OBJECTIVE: Keep only the lines where "title" appears.

++++ STORED ROWS

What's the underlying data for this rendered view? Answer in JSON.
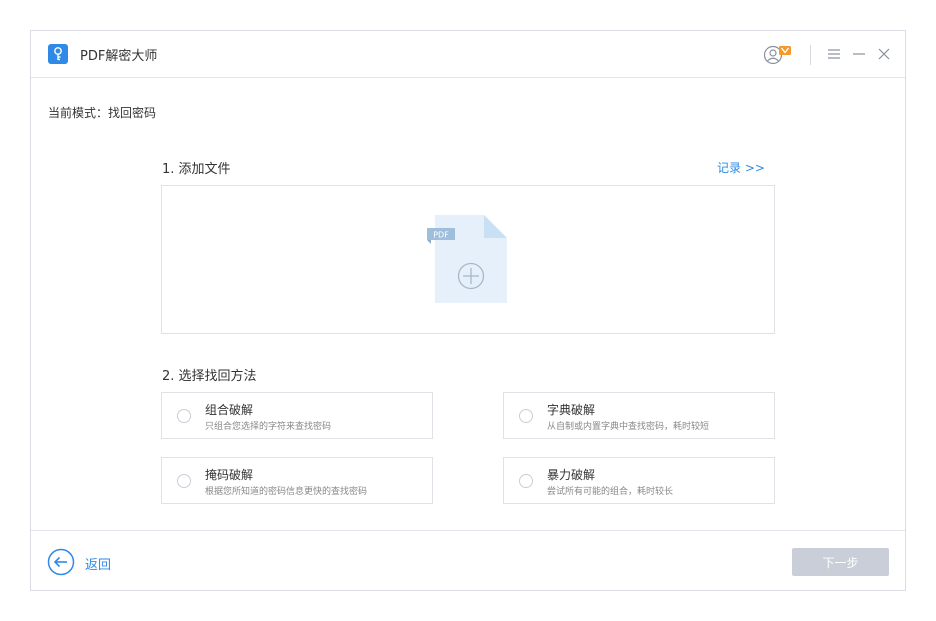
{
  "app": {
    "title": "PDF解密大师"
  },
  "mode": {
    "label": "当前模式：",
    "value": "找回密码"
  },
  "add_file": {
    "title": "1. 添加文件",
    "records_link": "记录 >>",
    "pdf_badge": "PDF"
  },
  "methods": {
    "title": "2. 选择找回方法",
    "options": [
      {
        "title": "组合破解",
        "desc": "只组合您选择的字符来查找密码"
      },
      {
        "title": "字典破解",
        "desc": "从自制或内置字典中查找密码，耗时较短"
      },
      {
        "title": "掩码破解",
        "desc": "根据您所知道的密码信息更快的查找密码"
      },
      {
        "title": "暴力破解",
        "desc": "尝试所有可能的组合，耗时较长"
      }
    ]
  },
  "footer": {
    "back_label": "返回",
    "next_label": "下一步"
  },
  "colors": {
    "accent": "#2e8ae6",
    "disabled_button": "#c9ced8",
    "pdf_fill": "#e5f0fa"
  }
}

++++++++

WRITTEN RESPONSE:
    "title": "PDF解密大师"
    "title": "1. 添加文件",
    "title": "2. 选择找回方法",
        "title": "组合破解",
        "title": "字典破解",
        "title": "掩码破解",
        "title": "暴力破解",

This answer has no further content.